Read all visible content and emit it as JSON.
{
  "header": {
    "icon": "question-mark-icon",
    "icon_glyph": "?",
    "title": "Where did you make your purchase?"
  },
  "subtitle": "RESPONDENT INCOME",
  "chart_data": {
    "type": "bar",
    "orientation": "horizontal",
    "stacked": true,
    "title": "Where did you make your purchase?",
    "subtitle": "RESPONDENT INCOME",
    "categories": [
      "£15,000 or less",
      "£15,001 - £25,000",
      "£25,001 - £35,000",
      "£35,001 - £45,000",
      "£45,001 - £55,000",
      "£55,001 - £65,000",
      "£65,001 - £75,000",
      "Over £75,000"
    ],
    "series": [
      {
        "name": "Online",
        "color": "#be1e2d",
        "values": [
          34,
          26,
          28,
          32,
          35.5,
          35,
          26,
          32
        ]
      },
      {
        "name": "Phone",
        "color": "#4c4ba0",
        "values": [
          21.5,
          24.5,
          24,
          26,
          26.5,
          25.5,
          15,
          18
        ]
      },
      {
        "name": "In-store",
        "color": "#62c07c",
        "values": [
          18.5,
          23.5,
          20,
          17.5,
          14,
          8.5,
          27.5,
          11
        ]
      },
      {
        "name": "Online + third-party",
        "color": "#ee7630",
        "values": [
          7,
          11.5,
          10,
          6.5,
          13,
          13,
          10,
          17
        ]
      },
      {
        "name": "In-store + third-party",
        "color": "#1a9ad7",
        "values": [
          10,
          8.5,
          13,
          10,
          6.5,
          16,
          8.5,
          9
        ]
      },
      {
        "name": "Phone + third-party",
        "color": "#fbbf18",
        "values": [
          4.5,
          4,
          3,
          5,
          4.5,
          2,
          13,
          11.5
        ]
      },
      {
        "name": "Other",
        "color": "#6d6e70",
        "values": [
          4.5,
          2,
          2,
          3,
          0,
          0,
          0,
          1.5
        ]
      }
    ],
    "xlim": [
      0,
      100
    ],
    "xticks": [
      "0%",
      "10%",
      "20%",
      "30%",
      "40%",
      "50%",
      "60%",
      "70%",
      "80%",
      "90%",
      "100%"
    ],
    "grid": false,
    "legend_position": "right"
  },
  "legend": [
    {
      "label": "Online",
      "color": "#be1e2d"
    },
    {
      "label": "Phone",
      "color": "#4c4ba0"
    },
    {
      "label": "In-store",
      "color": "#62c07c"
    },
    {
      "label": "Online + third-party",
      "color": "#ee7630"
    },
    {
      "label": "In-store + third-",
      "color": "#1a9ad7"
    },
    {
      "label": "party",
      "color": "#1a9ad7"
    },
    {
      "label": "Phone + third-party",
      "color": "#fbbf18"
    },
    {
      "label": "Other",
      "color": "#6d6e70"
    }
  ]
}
○ ○ ○
Each entry above needs to be retyped exactly.

Read all visible content and emit it as JSON.
{
  "header": {
    "icon": "question-mark-icon",
    "icon_glyph": "?",
    "title": "Where did you make your purchase?"
  },
  "subtitle": "RESPONDENT INCOME",
  "chart_data": {
    "type": "bar",
    "orientation": "horizontal",
    "stacked": true,
    "title": "Where did you make your purchase?",
    "subtitle": "RESPONDENT INCOME",
    "categories": [
      "£15,000 or less",
      "£15,001 - £25,000",
      "£25,001 - £35,000",
      "£35,001 - £45,000",
      "£45,001 - £55,000",
      "£55,001 - £65,000",
      "£65,001 - £75,000",
      "Over £75,000"
    ],
    "series": [
      {
        "name": "Online",
        "color": "#be1e2d",
        "values": [
          34,
          26,
          28,
          32,
          35.5,
          35,
          26,
          32
        ]
      },
      {
        "name": "Phone",
        "color": "#4c4ba0",
        "values": [
          21.5,
          24.5,
          24,
          26,
          26.5,
          25.5,
          15,
          18
        ]
      },
      {
        "name": "In-store",
        "color": "#62c07c",
        "values": [
          18.5,
          23.5,
          20,
          17.5,
          14,
          8.5,
          27.5,
          11
        ]
      },
      {
        "name": "Online + third-party",
        "color": "#ee7630",
        "values": [
          7,
          11.5,
          10,
          6.5,
          13,
          13,
          10,
          17
        ]
      },
      {
        "name": "In-store + third-party",
        "color": "#1a9ad7",
        "values": [
          10,
          8.5,
          13,
          10,
          6.5,
          16,
          8.5,
          9
        ]
      },
      {
        "name": "Phone + third-party",
        "color": "#fbbf18",
        "values": [
          4.5,
          4,
          3,
          5,
          4.5,
          2,
          13,
          11.5
        ]
      },
      {
        "name": "Other",
        "color": "#6d6e70",
        "values": [
          4.5,
          2,
          2,
          3,
          0,
          0,
          0,
          1.5
        ]
      }
    ],
    "xlim": [
      0,
      100
    ],
    "xticks": [
      "0%",
      "10%",
      "20%",
      "30%",
      "40%",
      "50%",
      "60%",
      "70%",
      "80%",
      "90%",
      "100%"
    ],
    "grid": false,
    "legend_position": "right"
  },
  "legend": [
    {
      "label": "Online",
      "color": "#be1e2d"
    },
    {
      "label": "Phone",
      "color": "#4c4ba0"
    },
    {
      "label": "In-store",
      "color": "#62c07c"
    },
    {
      "label": "Online + third-party",
      "color": "#ee7630"
    },
    {
      "label": "In-store + third-",
      "color": "#1a9ad7"
    },
    {
      "label": "party",
      "color": "#1a9ad7"
    },
    {
      "label": "Phone + third-party",
      "color": "#fbbf18"
    },
    {
      "label": "Other",
      "color": "#6d6e70"
    }
  ]
}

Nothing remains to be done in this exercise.